[Stored records]
--------
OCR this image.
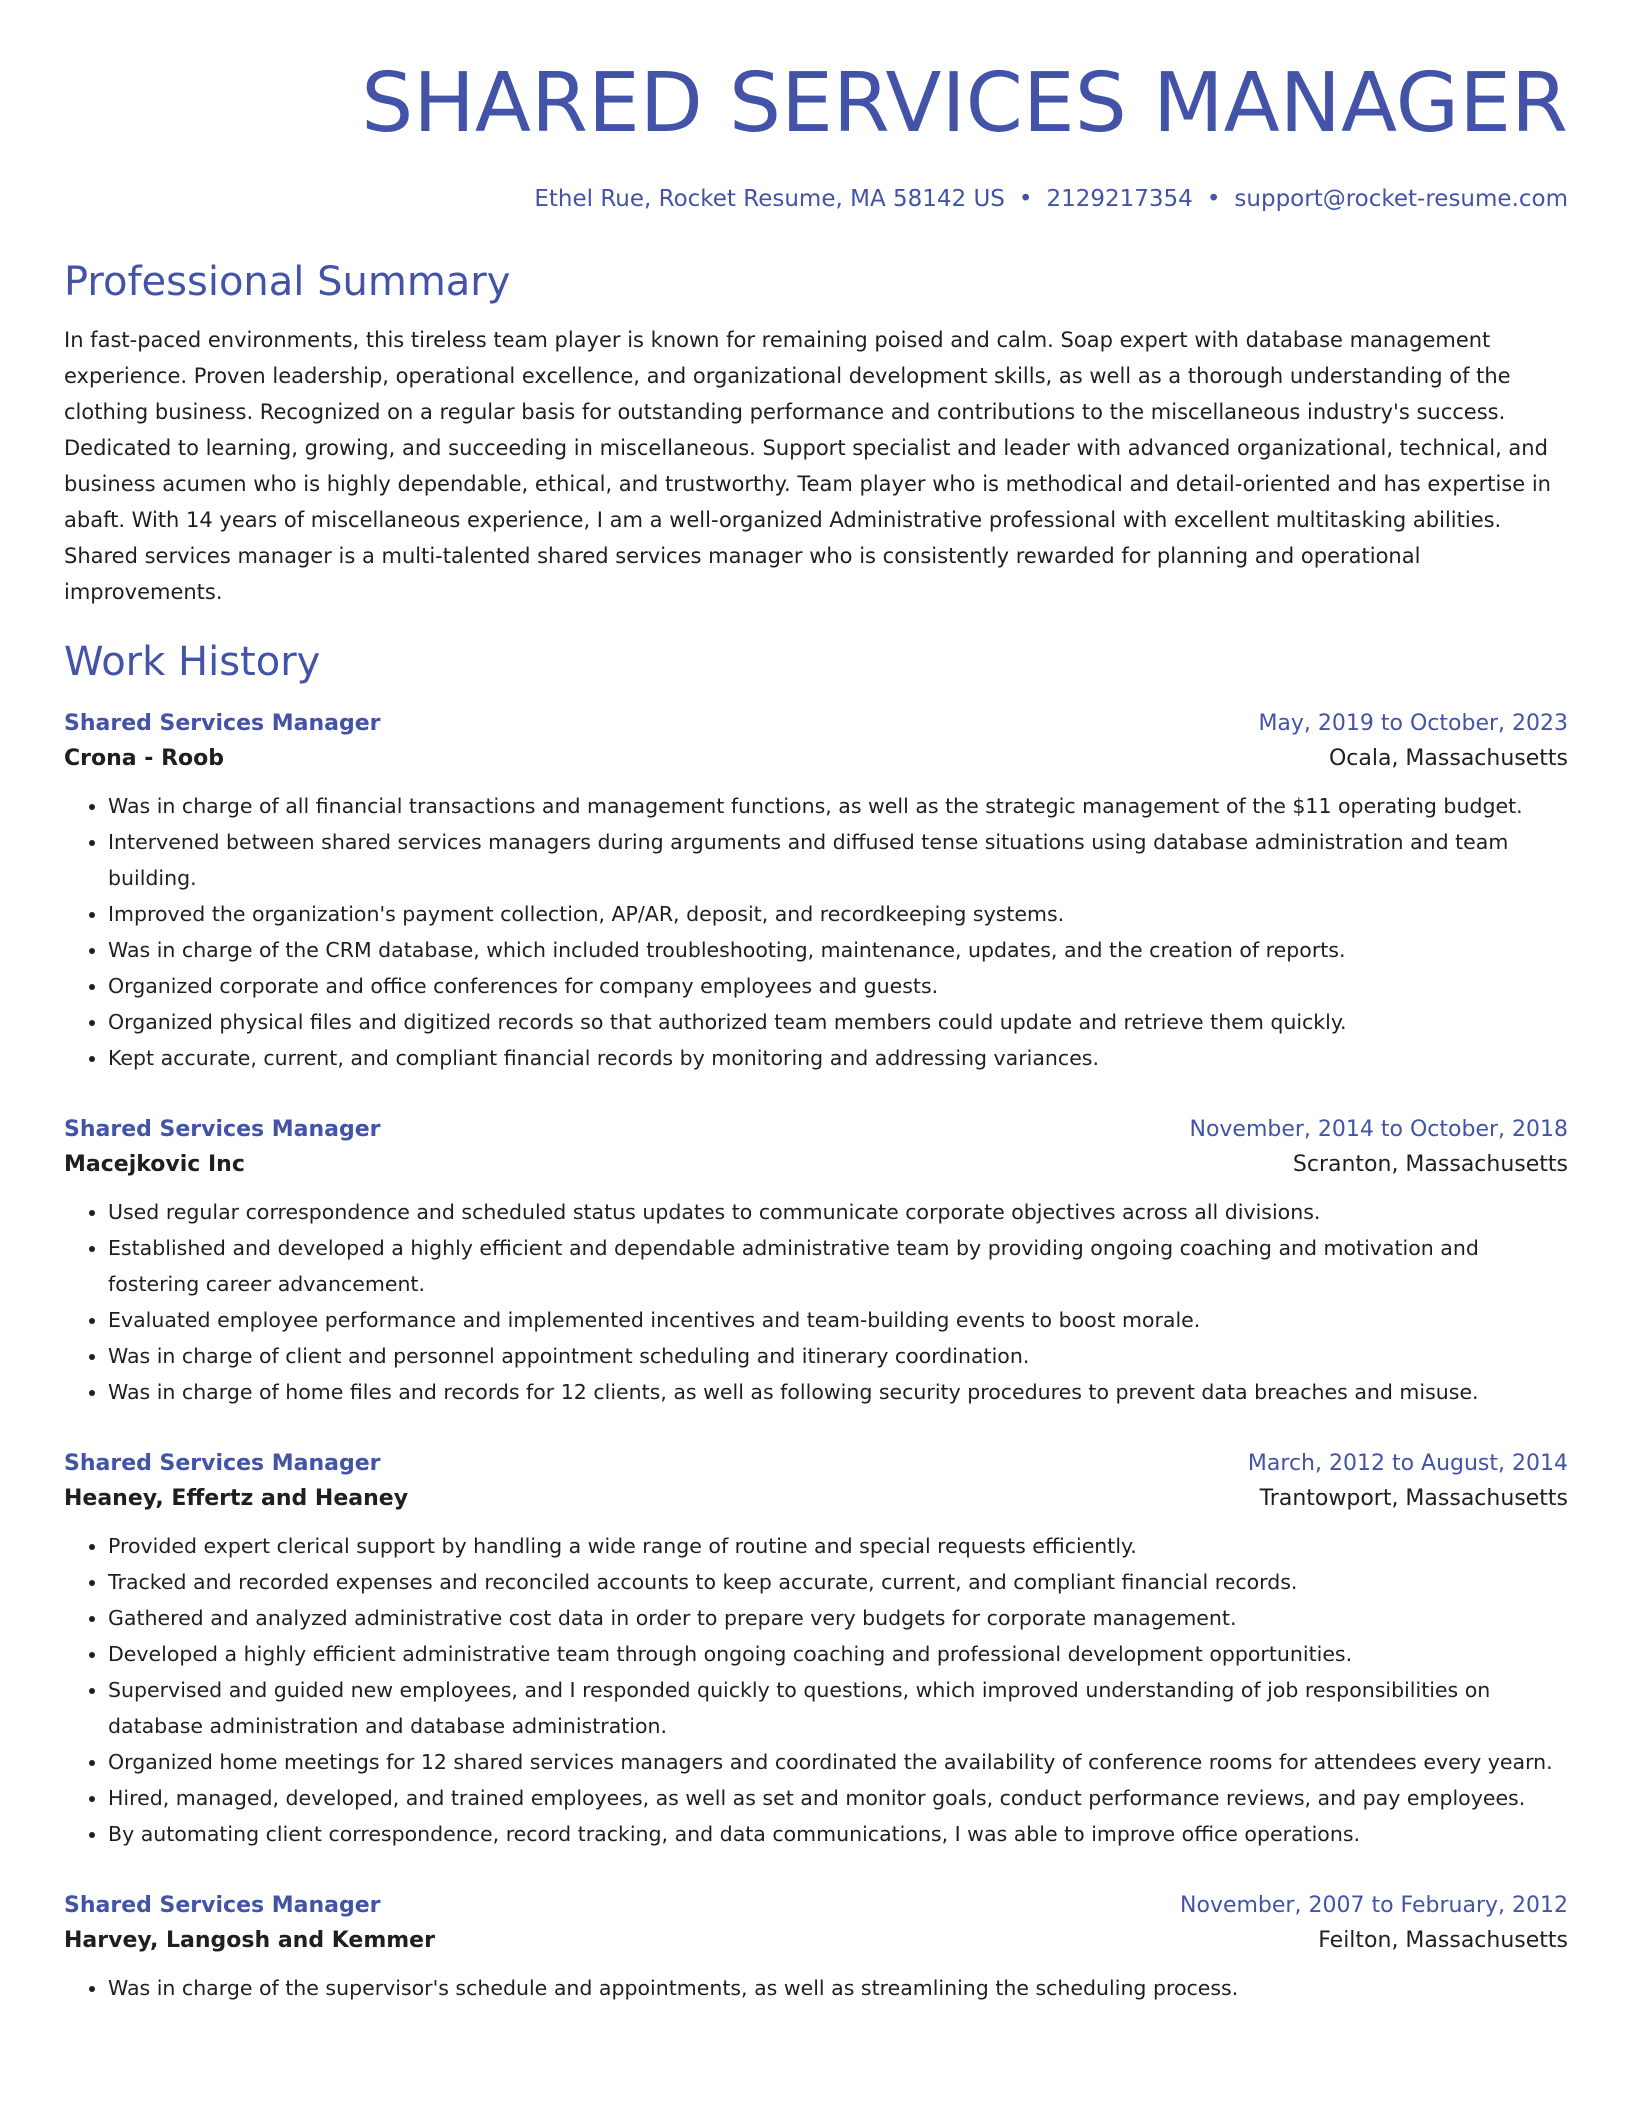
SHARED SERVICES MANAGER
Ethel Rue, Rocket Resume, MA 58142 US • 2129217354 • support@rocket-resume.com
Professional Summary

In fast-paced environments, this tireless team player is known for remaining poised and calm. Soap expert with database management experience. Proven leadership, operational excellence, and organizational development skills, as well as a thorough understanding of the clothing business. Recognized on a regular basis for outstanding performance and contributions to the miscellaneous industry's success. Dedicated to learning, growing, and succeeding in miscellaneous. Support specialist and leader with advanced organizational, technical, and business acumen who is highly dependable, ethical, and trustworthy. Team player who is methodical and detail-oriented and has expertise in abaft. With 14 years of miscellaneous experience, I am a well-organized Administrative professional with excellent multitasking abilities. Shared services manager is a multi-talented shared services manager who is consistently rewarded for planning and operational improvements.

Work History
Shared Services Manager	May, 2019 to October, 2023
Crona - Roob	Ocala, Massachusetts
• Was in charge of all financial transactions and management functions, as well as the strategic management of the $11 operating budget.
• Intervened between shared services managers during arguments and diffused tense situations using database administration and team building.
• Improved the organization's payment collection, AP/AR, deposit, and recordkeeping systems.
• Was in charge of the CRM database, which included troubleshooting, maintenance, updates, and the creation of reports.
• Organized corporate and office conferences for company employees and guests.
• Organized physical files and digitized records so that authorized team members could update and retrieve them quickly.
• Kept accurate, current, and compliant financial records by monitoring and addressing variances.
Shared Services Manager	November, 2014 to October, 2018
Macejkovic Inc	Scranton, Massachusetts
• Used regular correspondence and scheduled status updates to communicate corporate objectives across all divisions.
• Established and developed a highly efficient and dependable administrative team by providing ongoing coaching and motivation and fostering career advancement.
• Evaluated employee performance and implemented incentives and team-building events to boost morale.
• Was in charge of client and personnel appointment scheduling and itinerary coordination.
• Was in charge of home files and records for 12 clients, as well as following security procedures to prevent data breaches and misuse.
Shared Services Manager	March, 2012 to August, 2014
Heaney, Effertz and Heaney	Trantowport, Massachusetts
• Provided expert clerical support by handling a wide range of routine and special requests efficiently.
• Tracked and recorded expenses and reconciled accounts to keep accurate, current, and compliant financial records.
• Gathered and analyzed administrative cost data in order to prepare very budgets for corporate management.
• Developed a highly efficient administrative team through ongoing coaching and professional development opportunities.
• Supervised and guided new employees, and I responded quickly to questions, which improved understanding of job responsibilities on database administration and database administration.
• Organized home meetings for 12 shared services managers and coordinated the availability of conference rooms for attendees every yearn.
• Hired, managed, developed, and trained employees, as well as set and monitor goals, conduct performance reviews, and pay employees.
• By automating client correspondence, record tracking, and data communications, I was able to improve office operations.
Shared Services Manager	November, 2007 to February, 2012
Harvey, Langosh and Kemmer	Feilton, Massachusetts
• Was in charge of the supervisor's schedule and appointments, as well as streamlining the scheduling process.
--------
# GOAL
Find the lines containing "employees" and list every one of them.

# WRITTEN RESPONSE
• Organized corporate and office conferences for company employees and guests.
• Supervised and guided new employees, and I responded quickly to questions, which improved understanding of job responsibilities on database administration and database administration.
• Hired, managed, developed, and trained employees, as well as set and monitor goals, conduct performance reviews, and pay employees.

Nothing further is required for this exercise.